_Texto de leitura_

········

No setor dos restaurantes, continua, a maior parte da mão de obra informal é empregada na cozinha. Um restaurante chinês precisa de um cozinheiro que conheça bem a função.  “Somente assim eu posso  atrair a clientela e manter meu negócio. A concorrência é dura:  se você oferece um prato a dez francos, um outro o propõe a nove.”

 

A obtenção de uma autorização de trabalho para trazer um cozinheiro da China, diretamente, é possível, reconhece o gerente. “Mas os prazos e a burocracia são muito longos e hoje está cada vez mais difícil conseguir uma permissão.”

 

Jing Li, 50 anos, casou-se na Suíça e conhece bem a lei. Ele é consciente dos riscos que corre empregando alguém informalmente. “A multa pode chegar até 20.000 francos”. No caso de um controle surpresa, entretanto, ele já tem pronta a resposta na ponta da língua: “direi que se trata, simplesmente,  de um amigo ou de um cliente.”

No começo de junho de 2013, a Polícia Federal de coordenou uma operação contra uma rede criminosa de contrabandistas. A ação foi realizada em nove cantões: Argóvia, Basileia, Berna, Friburgo, Lucerna, Neuchâtel, Vaud, Zug e Zurique.

Os controles ocorreram em cidadãos chineses suspeitos de posse de contratos de trabalho obtidos através de documentos europeus falsos e de trabalho ilegal em restaurantes chinesas, escreve a Fedpol, num comunicado oficial.

No total, foram interceptadas e controladas 349 pessoas. Outras 57 receberam voz de prisão preventiva. Na Suíça, a permanência ilegal e o exercício de uma atividade lucrativa sem autorização são punidas com pena de detenção de até um ano ou multa.

De acordo com a Fedpol, os suspeitos de tráfico de seres humanos não  limitam sua atuação apenas ao setor dos restaurantes. “Desde 2012, observa-se que existem sempre mais chineses no ramo da prostituição. Sabe-se que os custos para trazer alguém da China são elevados. E não podem ser cobertos em pouco tempo. Por isto, cria-se uma situação de dependência no país de destino”, explica à swissinfo.ch, Boris Mesaric, responsável na Fedpol pelo Serviço de Coordenação Contra o Comércio de Seres humanos e o Tráfico de Imigrantes.

Recentes operações policiais, na Espanha e na França, comprovam a constatação suíça. As investigações permitiram a revelação de uma rede de contrabandistas. A organização criminosa cobrava entre 40.000 e 50.000 euros para levar aos Estados Unidos e à Europa, ilegalmente, cidadãos chineses. Em alguns casos, indica a polícia espanhola, essa organização operava ainda no ramo da exploração sexual dos imigrantes.

········

_Dados_

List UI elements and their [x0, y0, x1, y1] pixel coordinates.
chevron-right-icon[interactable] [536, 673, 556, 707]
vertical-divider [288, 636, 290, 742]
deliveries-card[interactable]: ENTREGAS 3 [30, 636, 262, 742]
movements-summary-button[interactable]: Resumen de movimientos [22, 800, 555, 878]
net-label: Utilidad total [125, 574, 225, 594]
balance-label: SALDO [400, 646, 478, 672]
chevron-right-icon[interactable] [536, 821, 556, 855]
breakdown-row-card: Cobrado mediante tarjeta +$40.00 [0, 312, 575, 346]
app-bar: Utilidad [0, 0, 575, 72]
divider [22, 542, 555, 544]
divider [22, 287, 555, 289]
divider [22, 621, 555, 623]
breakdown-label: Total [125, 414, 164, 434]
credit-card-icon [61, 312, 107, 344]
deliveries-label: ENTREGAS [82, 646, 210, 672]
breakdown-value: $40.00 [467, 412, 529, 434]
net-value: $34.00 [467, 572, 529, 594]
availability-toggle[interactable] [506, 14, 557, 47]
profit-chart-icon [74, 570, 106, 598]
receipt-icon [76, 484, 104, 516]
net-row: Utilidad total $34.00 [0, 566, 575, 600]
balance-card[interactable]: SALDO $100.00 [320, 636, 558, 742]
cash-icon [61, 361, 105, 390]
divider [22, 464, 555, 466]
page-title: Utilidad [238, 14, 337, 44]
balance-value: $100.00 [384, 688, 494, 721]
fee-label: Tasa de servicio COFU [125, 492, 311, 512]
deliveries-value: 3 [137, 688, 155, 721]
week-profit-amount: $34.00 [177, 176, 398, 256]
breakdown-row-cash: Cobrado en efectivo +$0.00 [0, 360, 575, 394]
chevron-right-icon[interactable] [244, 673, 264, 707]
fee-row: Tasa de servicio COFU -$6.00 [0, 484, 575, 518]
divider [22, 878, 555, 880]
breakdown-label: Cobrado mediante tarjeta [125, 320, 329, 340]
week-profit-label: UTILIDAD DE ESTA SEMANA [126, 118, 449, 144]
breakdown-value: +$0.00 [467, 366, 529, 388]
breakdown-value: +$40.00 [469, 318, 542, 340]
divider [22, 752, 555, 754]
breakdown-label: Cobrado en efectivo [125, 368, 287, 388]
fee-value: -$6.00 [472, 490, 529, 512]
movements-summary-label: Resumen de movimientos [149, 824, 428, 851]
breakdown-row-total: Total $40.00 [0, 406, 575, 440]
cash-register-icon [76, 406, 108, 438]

········

_Tarefa A_
Liste todos os países mencionados no texto.
_Tarefa B_
Responda com base no texto:
(i) Segundo Jing Li, até quanto pode chegar a multa por empregar alguém informalmente?
(ii) Quantas pessoas foram interceptadas e controladas na operação?
(iii) Quanto a organização criminosa cobrava para levar cidadãos chineses ilegalmente aos Estados Unidos e à Europa?
_Tarefa C_
Reproduza o trecho do texto que vai de "Recentes operações policiais, na" até "sexual dos imigrantes.", inclusive.
Os dados formam um material à parte, independente do texto.

_Resposta A_
Suíça, China, Espanha, França e Estados Unidos.

_Resposta B_
(i) Até 20.000 francos.
(ii) 349 pessoas.
(iii) Entre 40.000 e 50.000 euros.

_Resposta C_
Recentes operações policiais, na Espanha e na França, comprovam a constatação suíça. As investigações permitiram a revelação de uma rede de contrabandistas. A organização criminosa cobrava entre 40.000 e 50.000 euros para levar aos Estados Unidos e à Europa, ilegalmente, cidadãos chineses. Em alguns casos, indica a polícia espanhola, essa organização operava ainda no ramo da exploração sexual dos imigrantes.